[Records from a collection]
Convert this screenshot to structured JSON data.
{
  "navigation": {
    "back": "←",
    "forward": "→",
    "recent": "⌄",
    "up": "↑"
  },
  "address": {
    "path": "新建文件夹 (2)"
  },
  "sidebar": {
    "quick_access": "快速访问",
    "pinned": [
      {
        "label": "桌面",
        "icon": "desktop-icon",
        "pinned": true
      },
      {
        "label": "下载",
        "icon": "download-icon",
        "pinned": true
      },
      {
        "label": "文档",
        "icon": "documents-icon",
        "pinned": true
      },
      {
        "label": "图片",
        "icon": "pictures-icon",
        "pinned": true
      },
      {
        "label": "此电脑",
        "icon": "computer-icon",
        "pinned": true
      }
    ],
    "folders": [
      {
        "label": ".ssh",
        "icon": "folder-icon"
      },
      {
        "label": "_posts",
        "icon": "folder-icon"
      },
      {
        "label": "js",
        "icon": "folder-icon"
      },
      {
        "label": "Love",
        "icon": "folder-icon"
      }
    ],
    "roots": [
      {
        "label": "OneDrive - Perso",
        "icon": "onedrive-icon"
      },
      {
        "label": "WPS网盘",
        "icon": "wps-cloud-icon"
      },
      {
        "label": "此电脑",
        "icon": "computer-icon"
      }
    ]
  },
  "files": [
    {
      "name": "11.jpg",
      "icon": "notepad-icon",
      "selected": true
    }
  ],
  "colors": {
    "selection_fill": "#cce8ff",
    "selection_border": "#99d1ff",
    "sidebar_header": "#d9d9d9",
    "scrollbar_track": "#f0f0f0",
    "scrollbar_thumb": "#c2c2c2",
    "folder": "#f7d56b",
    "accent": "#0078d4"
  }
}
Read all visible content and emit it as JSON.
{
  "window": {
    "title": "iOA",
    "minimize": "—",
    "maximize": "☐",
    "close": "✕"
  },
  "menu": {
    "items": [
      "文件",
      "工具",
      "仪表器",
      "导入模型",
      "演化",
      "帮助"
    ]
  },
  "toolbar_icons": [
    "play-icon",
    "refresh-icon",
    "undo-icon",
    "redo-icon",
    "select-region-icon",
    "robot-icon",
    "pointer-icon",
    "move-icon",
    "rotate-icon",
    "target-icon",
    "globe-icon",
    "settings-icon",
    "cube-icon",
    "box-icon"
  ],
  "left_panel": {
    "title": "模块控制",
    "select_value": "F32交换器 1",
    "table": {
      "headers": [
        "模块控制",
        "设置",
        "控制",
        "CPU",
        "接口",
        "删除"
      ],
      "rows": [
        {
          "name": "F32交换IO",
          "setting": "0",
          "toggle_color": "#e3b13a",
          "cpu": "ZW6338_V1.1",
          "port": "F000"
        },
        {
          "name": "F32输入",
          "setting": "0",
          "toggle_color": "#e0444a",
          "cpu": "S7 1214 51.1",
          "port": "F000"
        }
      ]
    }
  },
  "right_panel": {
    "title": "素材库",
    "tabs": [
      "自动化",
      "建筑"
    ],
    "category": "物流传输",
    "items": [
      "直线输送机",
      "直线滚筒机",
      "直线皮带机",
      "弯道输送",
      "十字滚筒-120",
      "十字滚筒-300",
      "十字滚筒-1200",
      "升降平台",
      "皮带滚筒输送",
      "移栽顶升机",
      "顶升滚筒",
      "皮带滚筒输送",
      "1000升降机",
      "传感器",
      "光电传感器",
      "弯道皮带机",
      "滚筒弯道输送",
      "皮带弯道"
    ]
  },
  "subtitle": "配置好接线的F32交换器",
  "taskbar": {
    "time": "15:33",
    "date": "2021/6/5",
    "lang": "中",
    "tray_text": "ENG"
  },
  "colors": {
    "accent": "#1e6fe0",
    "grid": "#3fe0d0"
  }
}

### Problem description
Write out every entry again exactly, please, with nothing missing.

### Task answer
Convert this screenshot to structured JSON data.
{
  "navigation": {
    "back": "←",
    "forward": "→",
    "recent": "⌄",
    "up": "↑"
  },
  "address": {
    "path": "新建文件夹 (2)"
  },
  "sidebar": {
    "quick_access": "快速访问",
    "pinned": [
      {
        "label": "桌面",
        "icon": "desktop-icon",
        "pinned": true
      },
      {
        "label": "下载",
        "icon": "download-icon",
        "pinned": true
      },
      {
        "label": "文档",
        "icon": "documents-icon",
        "pinned": true
      },
      {
        "label": "图片",
        "icon": "pictures-icon",
        "pinned": true
      },
      {
        "label": "此电脑",
        "icon": "computer-icon",
        "pinned": true
      }
    ],
    "folders": [
      {
        "label": ".ssh",
        "icon": "folder-icon"
      },
      {
        "label": "_posts",
        "icon": "folder-icon"
      },
      {
        "label": "js",
        "icon": "folder-icon"
      },
      {
        "label": "Love",
        "icon": "folder-icon"
      }
    ],
    "roots": [
      {
        "label": "OneDrive - Perso",
        "icon": "onedrive-icon"
      },
      {
        "label": "WPS网盘",
        "icon": "wps-cloud-icon"
      },
      {
        "label": "此电脑",
        "icon": "computer-icon"
      }
    ]
  },
  "files": [
    {
      "name": "11.jpg",
      "icon": "notepad-icon",
      "selected": true
    }
  ],
  "colors": {
    "selection_fill": "#cce8ff",
    "selection_border": "#99d1ff",
    "sidebar_header": "#d9d9d9",
    "scrollbar_track": "#f0f0f0",
    "scrollbar_thumb": "#c2c2c2",
    "folder": "#f7d56b",
    "accent": "#0078d4"
  }
}
Read all visible content and emit it as JSON.
{
  "window": {
    "title": "iOA",
    "minimize": "—",
    "maximize": "☐",
    "close": "✕"
  },
  "menu": {
    "items": [
      "文件",
      "工具",
      "仪表器",
      "导入模型",
      "演化",
      "帮助"
    ]
  },
  "toolbar_icons": [
    "play-icon",
    "refresh-icon",
    "undo-icon",
    "redo-icon",
    "select-region-icon",
    "robot-icon",
    "pointer-icon",
    "move-icon",
    "rotate-icon",
    "target-icon",
    "globe-icon",
    "settings-icon",
    "cube-icon",
    "box-icon"
  ],
  "left_panel": {
    "title": "模块控制",
    "select_value": "F32交换器 1",
    "table": {
      "headers": [
        "模块控制",
        "设置",
        "控制",
        "CPU",
        "接口",
        "删除"
      ],
      "rows": [
        {
          "name": "F32交换IO",
          "setting": "0",
          "toggle_color": "#e3b13a",
          "cpu": "ZW6338_V1.1",
          "port": "F000"
        },
        {
          "name": "F32输入",
          "setting": "0",
          "toggle_color": "#e0444a",
          "cpu": "S7 1214 51.1",
          "port": "F000"
        }
      ]
    }
  },
  "right_panel": {
    "title": "素材库",
    "tabs": [
      "自动化",
      "建筑"
    ],
    "category": "物流传输",
    "items": [
      "直线输送机",
      "直线滚筒机",
      "直线皮带机",
      "弯道输送",
      "十字滚筒-120",
      "十字滚筒-300",
      "十字滚筒-1200",
      "升降平台",
      "皮带滚筒输送",
      "移栽顶升机",
      "顶升滚筒",
      "皮带滚筒输送",
      "1000升降机",
      "传感器",
      "光电传感器",
      "弯道皮带机",
      "滚筒弯道输送",
      "皮带弯道"
    ]
  },
  "subtitle": "配置好接线的F32交换器",
  "taskbar": {
    "time": "15:33",
    "date": "2021/6/5",
    "lang": "中",
    "tray_text": "ENG"
  },
  "colors": {
    "accent": "#1e6fe0",
    "grid": "#3fe0d0"
  }
}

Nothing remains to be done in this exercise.